Given task :: Omit every image, and transcribe the remaining entries exactly as given.

Dataset content ::

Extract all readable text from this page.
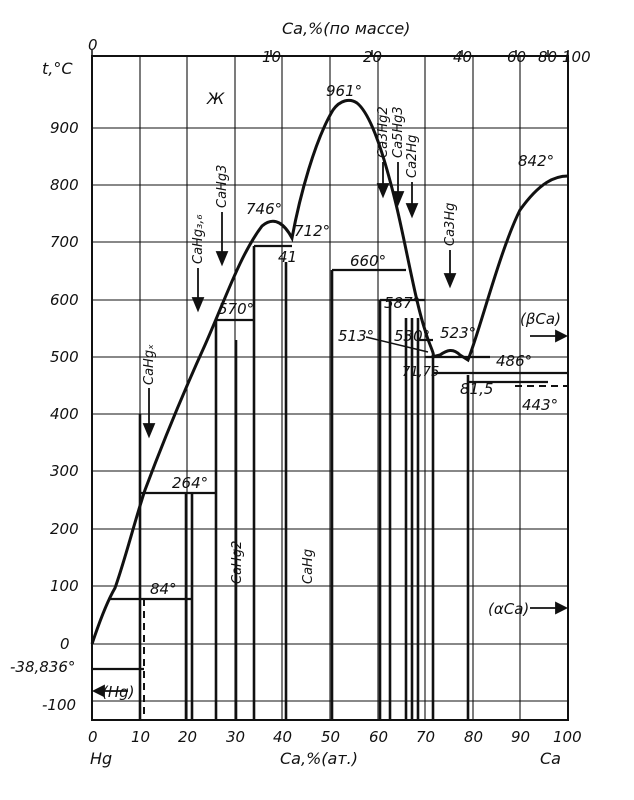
t,°C
Ca,%(по массе)
Ca,%(ат.)
Hg	Ca
900
800
700
600
500
400
300
200
100
0
-100
0 10 20 30 40 50 60 70 80 90 100
0
10	20	40 60 80 100
Ж
(βCa)
(αCa)
(Hg)
CaHgₓ
CaHg₃,₆
CaHg3
CaHg2	CaHg
Ca3Hg2 Ca5Hg3 Ca2Hg
Ca3Hg
961°
842°
746°
712°
41	660°
570°	587°
513° 530° 523°
486°
71,75
81,5
443°
264°
84°
-38,836°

Final answer ::
Extract all readable text from this page.
t,°C
Ca,%(по массе)
Ca,%(ат.)
Hg	Ca
900
800
700
600
500
400
300
200
100
0
-100
0 10 20 30 40 50 60 70 80 90 100
0
10	20	40 60 80 100
Ж
(βCa)
(αCa)
(Hg)
CaHgₓ
CaHg₃,₆
CaHg3
CaHg2	CaHg
Ca3Hg2 Ca5Hg3 Ca2Hg
Ca3Hg
961°
842°
746°
712°
41	660°
570°	587°
513° 530° 523°
486°
71,75
81,5
443°
264°
84°
-38,836°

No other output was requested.